— GIVEN EXERCISE —
Look through the material below. Copy each line that contains the string "this".

— GIVEN INFORMATION —

___

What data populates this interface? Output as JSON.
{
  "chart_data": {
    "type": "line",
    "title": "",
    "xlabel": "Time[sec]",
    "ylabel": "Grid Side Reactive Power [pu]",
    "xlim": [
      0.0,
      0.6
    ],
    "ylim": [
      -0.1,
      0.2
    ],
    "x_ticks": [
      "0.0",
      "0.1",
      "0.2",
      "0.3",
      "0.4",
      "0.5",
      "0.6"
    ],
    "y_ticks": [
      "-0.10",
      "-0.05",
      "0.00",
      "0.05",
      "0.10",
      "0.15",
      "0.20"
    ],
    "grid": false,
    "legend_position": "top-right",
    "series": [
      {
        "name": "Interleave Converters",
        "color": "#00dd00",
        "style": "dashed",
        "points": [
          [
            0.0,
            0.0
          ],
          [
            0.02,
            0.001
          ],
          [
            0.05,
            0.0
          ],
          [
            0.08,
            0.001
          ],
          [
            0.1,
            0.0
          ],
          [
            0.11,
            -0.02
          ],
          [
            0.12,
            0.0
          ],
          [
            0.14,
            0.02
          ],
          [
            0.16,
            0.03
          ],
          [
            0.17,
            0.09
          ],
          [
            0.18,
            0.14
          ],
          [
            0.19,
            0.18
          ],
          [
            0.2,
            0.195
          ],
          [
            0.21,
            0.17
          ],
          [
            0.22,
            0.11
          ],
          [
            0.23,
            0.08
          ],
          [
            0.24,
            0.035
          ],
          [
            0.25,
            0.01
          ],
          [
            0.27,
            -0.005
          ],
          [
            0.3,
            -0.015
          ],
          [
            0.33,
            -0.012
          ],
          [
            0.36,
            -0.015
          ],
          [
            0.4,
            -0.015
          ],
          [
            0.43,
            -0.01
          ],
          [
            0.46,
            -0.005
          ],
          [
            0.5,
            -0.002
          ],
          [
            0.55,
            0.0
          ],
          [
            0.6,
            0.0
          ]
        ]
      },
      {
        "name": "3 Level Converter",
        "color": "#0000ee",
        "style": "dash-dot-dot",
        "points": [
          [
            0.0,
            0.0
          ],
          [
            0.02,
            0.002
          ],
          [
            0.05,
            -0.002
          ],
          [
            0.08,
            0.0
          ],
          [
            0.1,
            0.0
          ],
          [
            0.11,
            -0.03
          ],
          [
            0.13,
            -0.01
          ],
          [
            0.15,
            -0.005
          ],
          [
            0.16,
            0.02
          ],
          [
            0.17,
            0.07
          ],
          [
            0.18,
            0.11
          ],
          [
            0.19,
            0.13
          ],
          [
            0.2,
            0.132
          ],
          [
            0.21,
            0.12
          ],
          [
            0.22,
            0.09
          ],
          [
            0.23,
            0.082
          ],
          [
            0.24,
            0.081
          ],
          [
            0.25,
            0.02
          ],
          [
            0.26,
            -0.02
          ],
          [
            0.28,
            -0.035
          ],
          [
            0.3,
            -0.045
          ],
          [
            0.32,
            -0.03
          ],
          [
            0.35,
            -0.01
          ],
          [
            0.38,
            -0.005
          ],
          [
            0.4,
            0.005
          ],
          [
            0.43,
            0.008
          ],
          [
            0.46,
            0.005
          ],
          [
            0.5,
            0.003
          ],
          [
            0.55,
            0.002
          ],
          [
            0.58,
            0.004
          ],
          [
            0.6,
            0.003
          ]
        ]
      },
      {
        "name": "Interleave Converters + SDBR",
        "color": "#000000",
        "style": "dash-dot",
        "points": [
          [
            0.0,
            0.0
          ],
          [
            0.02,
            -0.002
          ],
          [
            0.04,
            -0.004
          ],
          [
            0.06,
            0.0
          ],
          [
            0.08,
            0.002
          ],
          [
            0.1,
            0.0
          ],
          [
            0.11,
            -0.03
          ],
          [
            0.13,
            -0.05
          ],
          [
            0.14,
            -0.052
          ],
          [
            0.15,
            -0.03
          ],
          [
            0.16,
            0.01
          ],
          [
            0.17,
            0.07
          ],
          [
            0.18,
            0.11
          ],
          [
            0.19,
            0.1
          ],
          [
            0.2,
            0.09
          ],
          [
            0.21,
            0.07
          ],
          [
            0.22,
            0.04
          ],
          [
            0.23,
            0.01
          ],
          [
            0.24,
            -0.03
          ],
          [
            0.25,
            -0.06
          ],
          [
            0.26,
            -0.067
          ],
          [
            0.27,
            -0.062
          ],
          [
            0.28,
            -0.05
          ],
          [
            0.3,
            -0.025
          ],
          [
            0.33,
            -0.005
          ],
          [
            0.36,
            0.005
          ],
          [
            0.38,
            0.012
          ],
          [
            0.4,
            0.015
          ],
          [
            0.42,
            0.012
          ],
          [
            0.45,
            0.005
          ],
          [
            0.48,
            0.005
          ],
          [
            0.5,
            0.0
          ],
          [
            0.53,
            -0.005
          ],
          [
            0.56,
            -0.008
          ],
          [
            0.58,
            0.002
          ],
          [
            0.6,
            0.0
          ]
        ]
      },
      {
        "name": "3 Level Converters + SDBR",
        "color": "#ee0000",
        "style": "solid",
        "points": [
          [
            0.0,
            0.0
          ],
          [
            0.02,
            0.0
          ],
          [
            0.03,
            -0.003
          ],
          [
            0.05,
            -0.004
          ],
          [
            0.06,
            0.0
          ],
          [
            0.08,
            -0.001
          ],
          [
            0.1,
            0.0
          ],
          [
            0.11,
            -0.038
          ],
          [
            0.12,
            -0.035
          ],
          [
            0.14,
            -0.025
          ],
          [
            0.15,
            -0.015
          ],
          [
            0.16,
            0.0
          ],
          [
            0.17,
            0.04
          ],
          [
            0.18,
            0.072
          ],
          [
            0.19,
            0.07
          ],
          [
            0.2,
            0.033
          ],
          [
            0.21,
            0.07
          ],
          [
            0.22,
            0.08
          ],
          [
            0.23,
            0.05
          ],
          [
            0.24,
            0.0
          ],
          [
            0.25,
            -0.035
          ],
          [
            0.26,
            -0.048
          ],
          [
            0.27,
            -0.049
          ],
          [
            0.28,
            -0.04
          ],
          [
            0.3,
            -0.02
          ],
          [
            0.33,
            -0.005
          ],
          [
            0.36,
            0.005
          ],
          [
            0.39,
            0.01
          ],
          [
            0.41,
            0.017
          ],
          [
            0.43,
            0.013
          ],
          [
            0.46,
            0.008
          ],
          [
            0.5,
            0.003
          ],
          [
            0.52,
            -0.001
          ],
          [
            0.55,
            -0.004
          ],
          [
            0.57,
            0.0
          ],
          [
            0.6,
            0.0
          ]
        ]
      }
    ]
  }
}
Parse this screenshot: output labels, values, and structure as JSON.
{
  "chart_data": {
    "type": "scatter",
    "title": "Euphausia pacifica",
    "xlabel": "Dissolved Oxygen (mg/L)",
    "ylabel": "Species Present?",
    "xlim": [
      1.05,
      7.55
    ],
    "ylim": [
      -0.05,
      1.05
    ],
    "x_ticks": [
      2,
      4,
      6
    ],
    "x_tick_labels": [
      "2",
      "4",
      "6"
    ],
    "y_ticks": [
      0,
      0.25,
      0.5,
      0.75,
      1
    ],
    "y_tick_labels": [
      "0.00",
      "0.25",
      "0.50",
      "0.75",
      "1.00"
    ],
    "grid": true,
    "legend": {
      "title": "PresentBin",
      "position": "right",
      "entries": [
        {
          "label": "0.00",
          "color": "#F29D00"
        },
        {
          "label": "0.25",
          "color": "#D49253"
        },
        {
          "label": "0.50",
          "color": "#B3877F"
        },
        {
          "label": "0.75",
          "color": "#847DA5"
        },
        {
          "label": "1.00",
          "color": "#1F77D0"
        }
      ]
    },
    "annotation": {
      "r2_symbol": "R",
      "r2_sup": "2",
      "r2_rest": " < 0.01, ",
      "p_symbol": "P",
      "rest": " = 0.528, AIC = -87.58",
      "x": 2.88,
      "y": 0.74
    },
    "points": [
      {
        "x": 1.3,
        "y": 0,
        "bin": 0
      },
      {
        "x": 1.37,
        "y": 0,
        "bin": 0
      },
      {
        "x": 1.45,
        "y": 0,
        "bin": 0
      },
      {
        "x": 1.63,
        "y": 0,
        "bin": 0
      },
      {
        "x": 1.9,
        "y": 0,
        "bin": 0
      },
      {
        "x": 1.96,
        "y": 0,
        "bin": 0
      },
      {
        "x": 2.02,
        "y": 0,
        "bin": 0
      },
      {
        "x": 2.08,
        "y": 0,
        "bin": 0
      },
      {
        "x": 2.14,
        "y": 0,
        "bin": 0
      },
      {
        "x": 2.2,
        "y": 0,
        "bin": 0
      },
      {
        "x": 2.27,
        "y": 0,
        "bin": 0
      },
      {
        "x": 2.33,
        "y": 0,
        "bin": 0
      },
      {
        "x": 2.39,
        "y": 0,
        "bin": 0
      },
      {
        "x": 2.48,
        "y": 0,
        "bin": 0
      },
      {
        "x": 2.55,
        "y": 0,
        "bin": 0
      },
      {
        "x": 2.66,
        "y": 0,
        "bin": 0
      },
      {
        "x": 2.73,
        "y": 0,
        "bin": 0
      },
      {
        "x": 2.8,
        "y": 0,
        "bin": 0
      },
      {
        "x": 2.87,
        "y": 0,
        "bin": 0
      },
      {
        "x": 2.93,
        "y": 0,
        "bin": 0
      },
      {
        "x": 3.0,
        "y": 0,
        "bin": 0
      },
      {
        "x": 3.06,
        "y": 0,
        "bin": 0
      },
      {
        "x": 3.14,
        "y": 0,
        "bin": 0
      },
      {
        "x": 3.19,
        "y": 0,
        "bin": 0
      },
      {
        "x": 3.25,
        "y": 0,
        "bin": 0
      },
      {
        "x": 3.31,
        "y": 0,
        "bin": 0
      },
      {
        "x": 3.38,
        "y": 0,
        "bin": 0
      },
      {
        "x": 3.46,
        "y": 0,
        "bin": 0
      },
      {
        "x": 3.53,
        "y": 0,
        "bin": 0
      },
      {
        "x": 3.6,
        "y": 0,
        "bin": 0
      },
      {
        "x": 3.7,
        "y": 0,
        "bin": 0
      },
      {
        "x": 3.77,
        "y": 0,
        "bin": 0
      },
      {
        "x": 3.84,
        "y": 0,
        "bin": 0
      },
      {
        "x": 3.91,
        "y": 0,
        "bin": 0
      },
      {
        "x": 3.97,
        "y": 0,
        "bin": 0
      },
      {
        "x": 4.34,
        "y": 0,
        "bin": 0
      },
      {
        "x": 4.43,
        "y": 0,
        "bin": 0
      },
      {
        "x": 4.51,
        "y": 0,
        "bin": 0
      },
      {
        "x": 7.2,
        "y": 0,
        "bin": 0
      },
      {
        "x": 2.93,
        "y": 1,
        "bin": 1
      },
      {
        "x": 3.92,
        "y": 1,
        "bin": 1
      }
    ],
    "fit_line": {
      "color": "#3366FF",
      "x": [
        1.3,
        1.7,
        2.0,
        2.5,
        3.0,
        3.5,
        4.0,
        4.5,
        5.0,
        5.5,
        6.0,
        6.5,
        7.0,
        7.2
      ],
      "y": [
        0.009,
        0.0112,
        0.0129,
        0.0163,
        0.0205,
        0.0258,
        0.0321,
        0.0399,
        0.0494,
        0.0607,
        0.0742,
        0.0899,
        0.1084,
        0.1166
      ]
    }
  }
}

___

— TASK ANSWER —
What data populates this interface? Output as JSON.
Parse this screenshot: output labels, values, and structure as JSON.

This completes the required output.